* _WORK INSTRUCTIONS_
Below are some records; repeat them all exactly, minus the pictures.
==== ENTRIES SHOWN
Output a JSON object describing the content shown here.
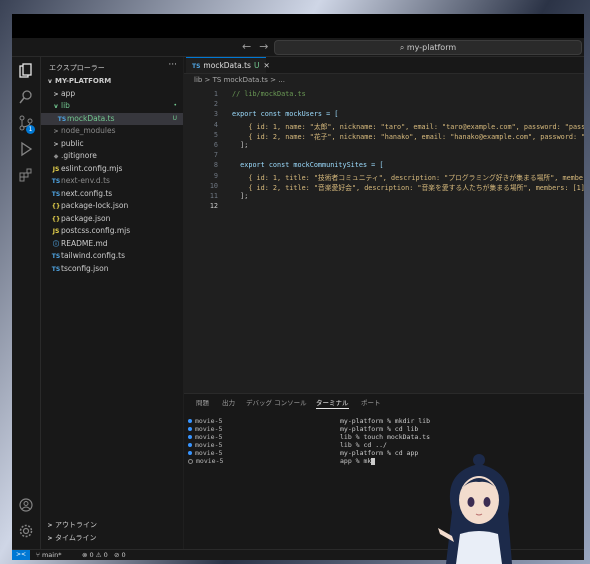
{
  "search": {
    "text": "my-platform"
  },
  "explorer": {
    "title": "エクスプローラー",
    "more": "···",
    "root": "MY-PLATFORM",
    "items": [
      {
        "label": "app",
        "kind": "folder",
        "chev": ">",
        "depth": 1,
        "color": "#cccccc"
      },
      {
        "label": "lib",
        "kind": "folder-open",
        "chev": "v",
        "depth": 1,
        "color": "#73c991",
        "status": "•"
      },
      {
        "label": "mockData.ts",
        "kind": "ts",
        "icon": "TS",
        "depth": 2,
        "color": "#73c991",
        "status": "U",
        "selected": true
      },
      {
        "label": "node_modules",
        "kind": "folder",
        "chev": ">",
        "depth": 1,
        "color": "#8b8b8b"
      },
      {
        "label": "public",
        "kind": "folder",
        "chev": ">",
        "depth": 1,
        "color": "#cccccc"
      },
      {
        "label": ".gitignore",
        "kind": "file",
        "icon": "◆",
        "depth": 1,
        "color": "#cccccc"
      },
      {
        "label": "eslint.config.mjs",
        "kind": "js",
        "icon": "JS",
        "depth": 1,
        "color": "#cccccc"
      },
      {
        "label": "next-env.d.ts",
        "kind": "ts",
        "icon": "TS",
        "depth": 1,
        "color": "#8b8b8b"
      },
      {
        "label": "next.config.ts",
        "kind": "ts",
        "icon": "TS",
        "depth": 1,
        "color": "#cccccc"
      },
      {
        "label": "package-lock.json",
        "kind": "json",
        "icon": "{}",
        "depth": 1,
        "color": "#cccccc"
      },
      {
        "label": "package.json",
        "kind": "json",
        "icon": "{}",
        "depth": 1,
        "color": "#cccccc"
      },
      {
        "label": "postcss.config.mjs",
        "kind": "js",
        "icon": "JS",
        "depth": 1,
        "color": "#cccccc"
      },
      {
        "label": "README.md",
        "kind": "md",
        "icon": "ⓘ",
        "depth": 1,
        "color": "#cccccc"
      },
      {
        "label": "tailwind.config.ts",
        "kind": "ts",
        "icon": "TS",
        "depth": 1,
        "color": "#cccccc"
      },
      {
        "label": "tsconfig.json",
        "kind": "tsconfig",
        "icon": "TS",
        "depth": 1,
        "color": "#cccccc"
      }
    ],
    "outline": "アウトライン",
    "timeline": "タイムライン"
  },
  "editor": {
    "tab": {
      "icon": "TS",
      "label": "mockData.ts",
      "status": "U",
      "close": "✕"
    },
    "breadcrumb": "lib > TS mockData.ts > ...",
    "lines": [
      {
        "n": "1",
        "t": "// lib/mockData.ts"
      },
      {
        "n": "2",
        "t": ""
      },
      {
        "n": "3",
        "t": "export const mockUsers = ["
      },
      {
        "n": "4",
        "t": "    { id: 1, name: \"太郎\", nickname: \"taro\", email: \"taro@example.com\", password: \"passw"
      },
      {
        "n": "5",
        "t": "    { id: 2, name: \"花子\", nickname: \"hanako\", email: \"hanako@example.com\", password: \"pa"
      },
      {
        "n": "6",
        "t": "  ];"
      },
      {
        "n": "7",
        "t": ""
      },
      {
        "n": "8",
        "t": "  export const mockCommunitySites = ["
      },
      {
        "n": "9",
        "t": "    { id: 1, title: \"技術者コミュニティ\", description: \"プログラミング好きが集まる場所\", members"
      },
      {
        "n": "10",
        "t": "    { id: 2, title: \"音楽愛好会\", description: \"音楽を愛する人たちが集まる場所\", members: [1] }"
      },
      {
        "n": "11",
        "t": "  ];"
      },
      {
        "n": "12",
        "t": ""
      }
    ]
  },
  "panel": {
    "tabs": [
      "問題",
      "出力",
      "デバッグ コンソール",
      "ターミナル",
      "ポート"
    ],
    "active_tab": 3,
    "terminals": [
      "movie-5",
      "movie-5",
      "movie-5",
      "movie-5",
      "movie-5",
      "movie-5"
    ],
    "output": [
      "my-platform % mkdir lib",
      "my-platform % cd lib",
      "lib % touch mockData.ts",
      "lib % cd ../",
      "my-platform % cd app",
      "app % mk"
    ]
  },
  "statusbar": {
    "remote": "><",
    "branch": "main*",
    "errors": "⊗ 0 ⚠ 0",
    "ports": "⊘ 0"
  },
  "colors": {
    "accent": "#0078d4",
    "untracked": "#73c991"
  }
}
========
* _COMPLETED EXERCISE_
Output a JSON object describing the content shown here.
{
  "search": {
    "text": "my-platform"
  },
  "explorer": {
    "title": "エクスプローラー",
    "more": "···",
    "root": "MY-PLATFORM",
    "items": [
      {
        "label": "app",
        "kind": "folder",
        "chev": ">",
        "depth": 1,
        "color": "#cccccc"
      },
      {
        "label": "lib",
        "kind": "folder-open",
        "chev": "v",
        "depth": 1,
        "color": "#73c991",
        "status": "•"
      },
      {
        "label": "mockData.ts",
        "kind": "ts",
        "icon": "TS",
        "depth": 2,
        "color": "#73c991",
        "status": "U",
        "selected": true
      },
      {
        "label": "node_modules",
        "kind": "folder",
        "chev": ">",
        "depth": 1,
        "color": "#8b8b8b"
      },
      {
        "label": "public",
        "kind": "folder",
        "chev": ">",
        "depth": 1,
        "color": "#cccccc"
      },
      {
        "label": ".gitignore",
        "kind": "file",
        "icon": "◆",
        "depth": 1,
        "color": "#cccccc"
      },
      {
        "label": "eslint.config.mjs",
        "kind": "js",
        "icon": "JS",
        "depth": 1,
        "color": "#cccccc"
      },
      {
        "label": "next-env.d.ts",
        "kind": "ts",
        "icon": "TS",
        "depth": 1,
        "color": "#8b8b8b"
      },
      {
        "label": "next.config.ts",
        "kind": "ts",
        "icon": "TS",
        "depth": 1,
        "color": "#cccccc"
      },
      {
        "label": "package-lock.json",
        "kind": "json",
        "icon": "{}",
        "depth": 1,
        "color": "#cccccc"
      },
      {
        "label": "package.json",
        "kind": "json",
        "icon": "{}",
        "depth": 1,
        "color": "#cccccc"
      },
      {
        "label": "postcss.config.mjs",
        "kind": "js",
        "icon": "JS",
        "depth": 1,
        "color": "#cccccc"
      },
      {
        "label": "README.md",
        "kind": "md",
        "icon": "ⓘ",
        "depth": 1,
        "color": "#cccccc"
      },
      {
        "label": "tailwind.config.ts",
        "kind": "ts",
        "icon": "TS",
        "depth": 1,
        "color": "#cccccc"
      },
      {
        "label": "tsconfig.json",
        "kind": "tsconfig",
        "icon": "TS",
        "depth": 1,
        "color": "#cccccc"
      }
    ],
    "outline": "アウトライン",
    "timeline": "タイムライン"
  },
  "editor": {
    "tab": {
      "icon": "TS",
      "label": "mockData.ts",
      "status": "U",
      "close": "✕"
    },
    "breadcrumb": "lib > TS mockData.ts > ...",
    "lines": [
      {
        "n": "1",
        "t": "// lib/mockData.ts"
      },
      {
        "n": "2",
        "t": ""
      },
      {
        "n": "3",
        "t": "export const mockUsers = ["
      },
      {
        "n": "4",
        "t": "    { id: 1, name: \"太郎\", nickname: \"taro\", email: \"taro@example.com\", password: \"passw"
      },
      {
        "n": "5",
        "t": "    { id: 2, name: \"花子\", nickname: \"hanako\", email: \"hanako@example.com\", password: \"pa"
      },
      {
        "n": "6",
        "t": "  ];"
      },
      {
        "n": "7",
        "t": ""
      },
      {
        "n": "8",
        "t": "  export const mockCommunitySites = ["
      },
      {
        "n": "9",
        "t": "    { id: 1, title: \"技術者コミュニティ\", description: \"プログラミング好きが集まる場所\", members"
      },
      {
        "n": "10",
        "t": "    { id: 2, title: \"音楽愛好会\", description: \"音楽を愛する人たちが集まる場所\", members: [1] }"
      },
      {
        "n": "11",
        "t": "  ];"
      },
      {
        "n": "12",
        "t": ""
      }
    ]
  },
  "panel": {
    "tabs": [
      "問題",
      "出力",
      "デバッグ コンソール",
      "ターミナル",
      "ポート"
    ],
    "active_tab": 3,
    "terminals": [
      "movie-5",
      "movie-5",
      "movie-5",
      "movie-5",
      "movie-5",
      "movie-5"
    ],
    "output": [
      "my-platform % mkdir lib",
      "my-platform % cd lib",
      "lib % touch mockData.ts",
      "lib % cd ../",
      "my-platform % cd app",
      "app % mk"
    ]
  },
  "statusbar": {
    "remote": "><",
    "branch": "main*",
    "errors": "⊗ 0 ⚠ 0",
    "ports": "⊘ 0"
  },
  "colors": {
    "accent": "#0078d4",
    "untracked": "#73c991"
  }
}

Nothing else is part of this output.